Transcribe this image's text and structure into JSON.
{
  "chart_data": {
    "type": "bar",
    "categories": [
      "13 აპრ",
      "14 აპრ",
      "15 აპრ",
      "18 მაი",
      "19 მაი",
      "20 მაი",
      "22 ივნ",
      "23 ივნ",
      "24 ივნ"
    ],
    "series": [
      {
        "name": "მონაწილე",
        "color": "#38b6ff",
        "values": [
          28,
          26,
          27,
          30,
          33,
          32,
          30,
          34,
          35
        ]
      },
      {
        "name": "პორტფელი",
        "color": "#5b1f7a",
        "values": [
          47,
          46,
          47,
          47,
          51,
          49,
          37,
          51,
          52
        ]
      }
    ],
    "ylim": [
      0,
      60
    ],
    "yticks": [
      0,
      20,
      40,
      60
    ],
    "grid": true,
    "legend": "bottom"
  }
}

■ ■ ■ ■

What the task requires:
Copy every line of the records word for word.

Output of the task:
Transcribe this image's text and structure into JSON.
{
  "chart_data": {
    "type": "bar",
    "categories": [
      "13 აპრ",
      "14 აპრ",
      "15 აპრ",
      "18 მაი",
      "19 მაი",
      "20 მაი",
      "22 ივნ",
      "23 ივნ",
      "24 ივნ"
    ],
    "series": [
      {
        "name": "მონაწილე",
        "color": "#38b6ff",
        "values": [
          28,
          26,
          27,
          30,
          33,
          32,
          30,
          34,
          35
        ]
      },
      {
        "name": "პორტფელი",
        "color": "#5b1f7a",
        "values": [
          47,
          46,
          47,
          47,
          51,
          49,
          37,
          51,
          52
        ]
      }
    ],
    "ylim": [
      0,
      60
    ],
    "yticks": [
      0,
      20,
      40,
      60
    ],
    "grid": true,
    "legend": "bottom"
  }
}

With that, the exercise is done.